Count how many lines contain the word "DETAILS". Respond with the number alone.

---------- INPUT ----------

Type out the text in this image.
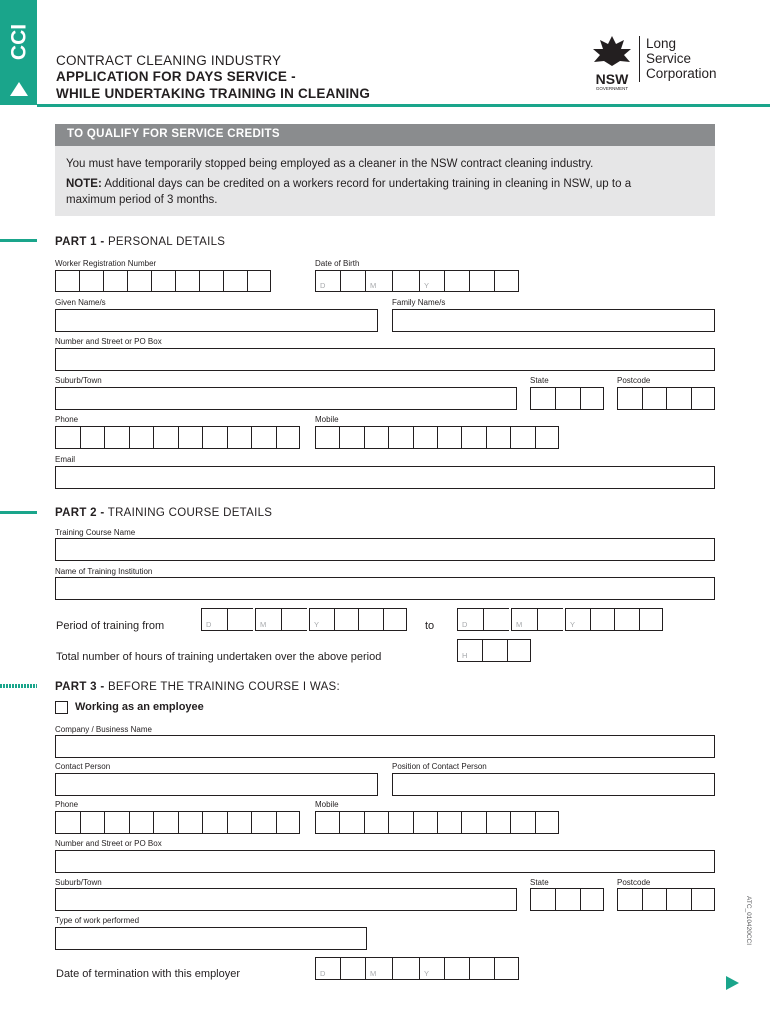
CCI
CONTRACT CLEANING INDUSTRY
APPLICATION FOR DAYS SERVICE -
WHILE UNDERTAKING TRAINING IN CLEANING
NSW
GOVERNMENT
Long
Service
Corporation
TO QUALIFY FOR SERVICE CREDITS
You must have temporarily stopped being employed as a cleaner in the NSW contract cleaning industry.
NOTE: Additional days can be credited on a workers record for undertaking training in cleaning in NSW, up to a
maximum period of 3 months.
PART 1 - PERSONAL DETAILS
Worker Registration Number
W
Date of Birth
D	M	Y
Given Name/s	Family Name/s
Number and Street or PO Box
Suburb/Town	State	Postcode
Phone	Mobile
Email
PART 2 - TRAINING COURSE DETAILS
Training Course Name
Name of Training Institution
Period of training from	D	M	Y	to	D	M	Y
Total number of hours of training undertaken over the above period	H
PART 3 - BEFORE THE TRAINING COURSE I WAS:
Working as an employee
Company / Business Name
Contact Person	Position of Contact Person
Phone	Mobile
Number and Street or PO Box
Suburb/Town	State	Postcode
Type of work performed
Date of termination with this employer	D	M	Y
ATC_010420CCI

----------
---------- INPUT ----------

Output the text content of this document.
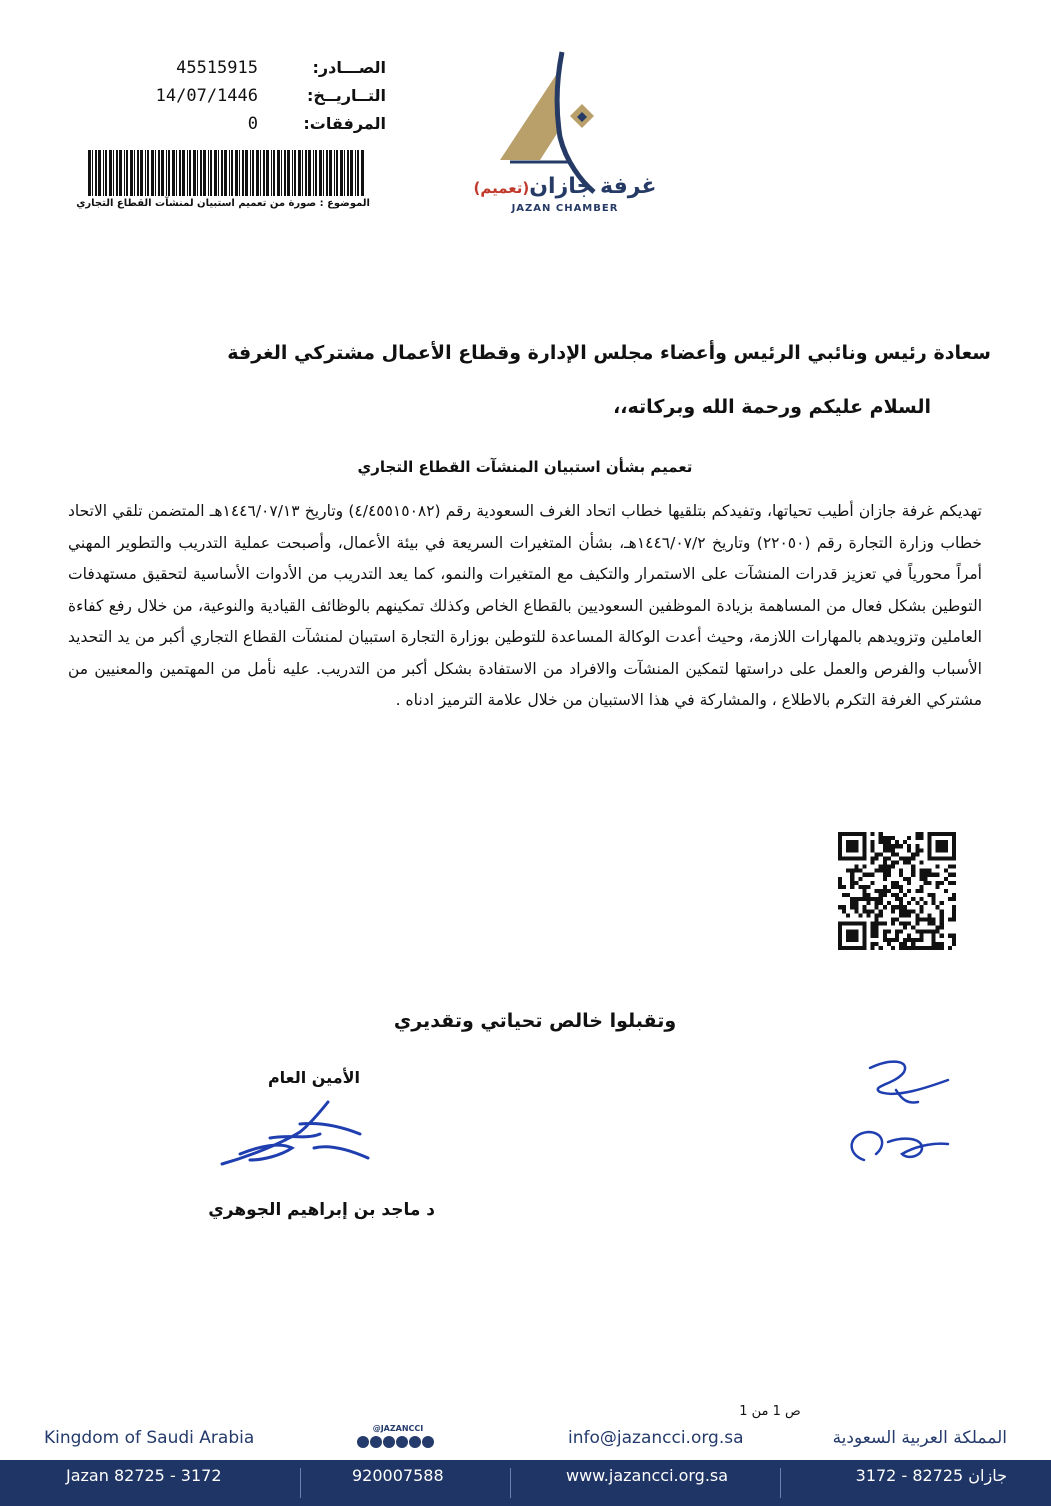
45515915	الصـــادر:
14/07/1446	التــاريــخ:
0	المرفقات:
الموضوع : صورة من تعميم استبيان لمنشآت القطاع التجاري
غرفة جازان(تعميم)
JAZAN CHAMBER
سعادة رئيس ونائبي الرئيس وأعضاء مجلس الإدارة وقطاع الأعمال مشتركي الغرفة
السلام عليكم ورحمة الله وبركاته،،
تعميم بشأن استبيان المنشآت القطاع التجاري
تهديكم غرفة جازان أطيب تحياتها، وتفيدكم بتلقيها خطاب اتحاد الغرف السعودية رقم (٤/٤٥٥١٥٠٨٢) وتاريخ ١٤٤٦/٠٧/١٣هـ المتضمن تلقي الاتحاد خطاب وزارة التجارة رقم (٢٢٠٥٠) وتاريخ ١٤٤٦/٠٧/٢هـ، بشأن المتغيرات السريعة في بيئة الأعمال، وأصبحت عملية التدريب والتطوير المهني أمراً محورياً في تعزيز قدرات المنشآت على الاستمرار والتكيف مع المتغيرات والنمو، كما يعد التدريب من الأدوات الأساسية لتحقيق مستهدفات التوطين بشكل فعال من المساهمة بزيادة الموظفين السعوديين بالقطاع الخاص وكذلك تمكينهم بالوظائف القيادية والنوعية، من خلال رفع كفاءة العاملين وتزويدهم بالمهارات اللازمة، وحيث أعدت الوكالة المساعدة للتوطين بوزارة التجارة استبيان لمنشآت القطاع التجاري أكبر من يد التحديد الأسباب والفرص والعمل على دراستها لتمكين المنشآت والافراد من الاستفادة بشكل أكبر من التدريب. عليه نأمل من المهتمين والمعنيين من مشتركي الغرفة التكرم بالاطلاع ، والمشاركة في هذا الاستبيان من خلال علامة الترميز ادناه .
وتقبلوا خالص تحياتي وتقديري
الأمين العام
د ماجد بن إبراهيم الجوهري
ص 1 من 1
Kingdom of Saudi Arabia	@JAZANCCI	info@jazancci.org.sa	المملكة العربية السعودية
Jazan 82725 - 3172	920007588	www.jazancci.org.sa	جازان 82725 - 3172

----------

▶ [FULL RESPONSE]: 2